● **THE EXERCISE**: Could you return each line from the one bearing "OCR this image." through the last line of the entries, exactly as it stands, with no pictures?

● **ENTRIES SUPPLIED**:
= = = = = = =
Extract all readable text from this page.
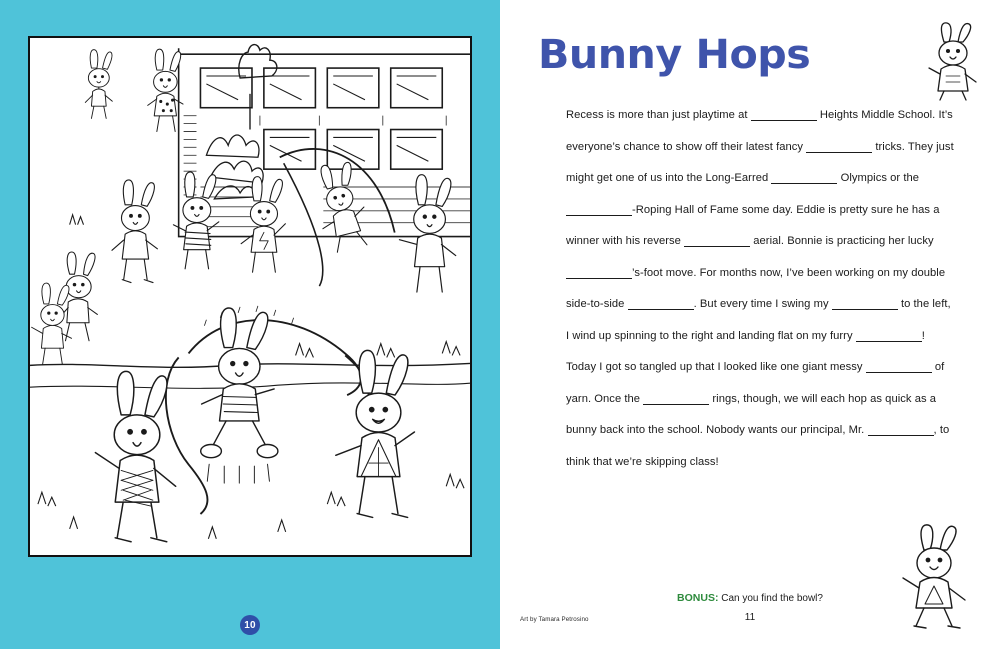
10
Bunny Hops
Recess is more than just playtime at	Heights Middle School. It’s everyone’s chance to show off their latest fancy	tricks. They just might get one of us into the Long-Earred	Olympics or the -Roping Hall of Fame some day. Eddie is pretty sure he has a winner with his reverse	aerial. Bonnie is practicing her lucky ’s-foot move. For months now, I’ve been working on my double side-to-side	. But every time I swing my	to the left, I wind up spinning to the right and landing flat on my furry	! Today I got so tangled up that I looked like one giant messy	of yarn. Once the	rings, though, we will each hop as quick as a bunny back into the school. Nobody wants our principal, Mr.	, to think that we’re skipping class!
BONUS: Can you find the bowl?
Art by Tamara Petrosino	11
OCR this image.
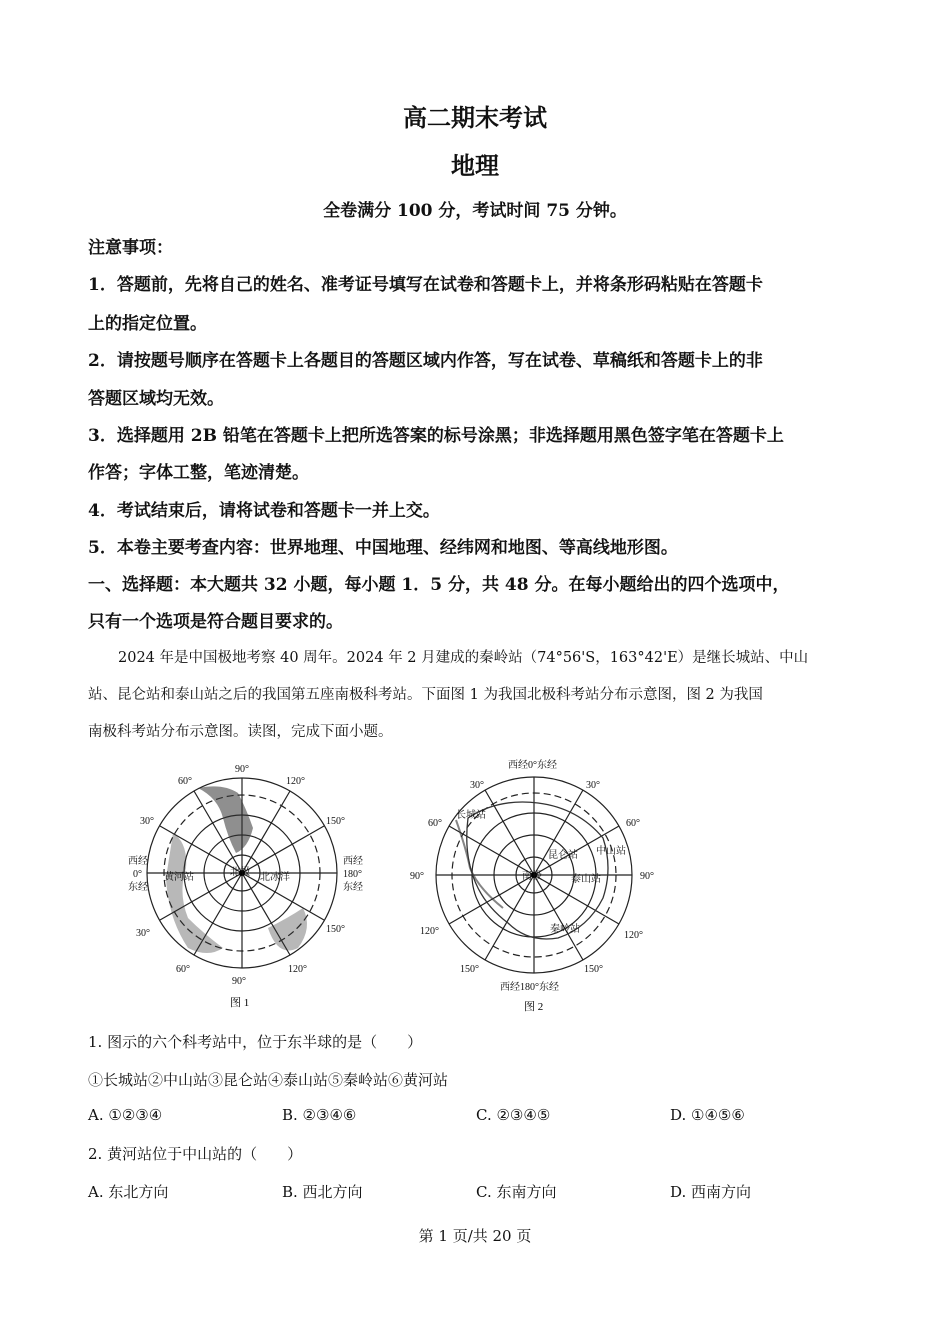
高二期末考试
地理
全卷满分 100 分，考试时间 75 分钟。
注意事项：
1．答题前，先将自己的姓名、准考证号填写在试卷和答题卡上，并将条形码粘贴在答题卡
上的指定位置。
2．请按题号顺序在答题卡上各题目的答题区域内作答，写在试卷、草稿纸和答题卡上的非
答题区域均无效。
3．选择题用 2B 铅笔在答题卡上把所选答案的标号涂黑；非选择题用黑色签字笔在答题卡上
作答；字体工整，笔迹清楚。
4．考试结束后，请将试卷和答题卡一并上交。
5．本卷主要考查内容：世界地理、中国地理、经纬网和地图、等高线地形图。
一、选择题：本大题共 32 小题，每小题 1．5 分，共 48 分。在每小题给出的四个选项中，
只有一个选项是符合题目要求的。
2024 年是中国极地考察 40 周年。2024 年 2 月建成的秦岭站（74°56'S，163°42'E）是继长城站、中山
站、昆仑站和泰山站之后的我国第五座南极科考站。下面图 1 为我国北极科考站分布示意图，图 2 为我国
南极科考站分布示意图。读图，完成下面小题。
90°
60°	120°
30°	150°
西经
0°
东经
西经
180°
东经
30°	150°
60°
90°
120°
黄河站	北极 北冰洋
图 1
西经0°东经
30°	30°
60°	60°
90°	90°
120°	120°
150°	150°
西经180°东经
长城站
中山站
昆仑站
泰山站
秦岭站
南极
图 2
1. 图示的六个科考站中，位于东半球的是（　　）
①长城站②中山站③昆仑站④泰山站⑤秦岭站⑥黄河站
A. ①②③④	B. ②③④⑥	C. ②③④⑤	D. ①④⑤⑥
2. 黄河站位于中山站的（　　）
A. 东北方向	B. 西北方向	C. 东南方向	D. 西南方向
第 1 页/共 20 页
= = = = = = =
● **TASK ANSWER**:
OCR this image.
高二期末考试
地理
全卷满分 100 分，考试时间 75 分钟。
注意事项：
1．答题前，先将自己的姓名、准考证号填写在试卷和答题卡上，并将条形码粘贴在答题卡
上的指定位置。
2．请按题号顺序在答题卡上各题目的答题区域内作答，写在试卷、草稿纸和答题卡上的非
答题区域均无效。
3．选择题用 2B 铅笔在答题卡上把所选答案的标号涂黑；非选择题用黑色签字笔在答题卡上
作答；字体工整，笔迹清楚。
4．考试结束后，请将试卷和答题卡一并上交。
5．本卷主要考查内容：世界地理、中国地理、经纬网和地图、等高线地形图。
一、选择题：本大题共 32 小题，每小题 1．5 分，共 48 分。在每小题给出的四个选项中，
只有一个选项是符合题目要求的。
2024 年是中国极地考察 40 周年。2024 年 2 月建成的秦岭站（74°56'S，163°42'E）是继长城站、中山
站、昆仑站和泰山站之后的我国第五座南极科考站。下面图 1 为我国北极科考站分布示意图，图 2 为我国
南极科考站分布示意图。读图，完成下面小题。
90°
60°	120°
30°	150°
西经
0°
东经
西经
180°
东经
30°	150°
60°
90°
120°
黄河站	北极 北冰洋
图 1
西经0°东经
30°	30°
60°	60°
90°	90°
120°	120°
150°	150°
西经180°东经
长城站
中山站
昆仑站
泰山站
秦岭站
南极
图 2
1. 图示的六个科考站中，位于东半球的是（　　）
①长城站②中山站③昆仑站④泰山站⑤秦岭站⑥黄河站
A. ①②③④	B. ②③④⑥	C. ②③④⑤	D. ①④⑤⑥
2. 黄河站位于中山站的（　　）
A. 东北方向	B. 西北方向	C. 东南方向	D. 西南方向
第 1 页/共 20 页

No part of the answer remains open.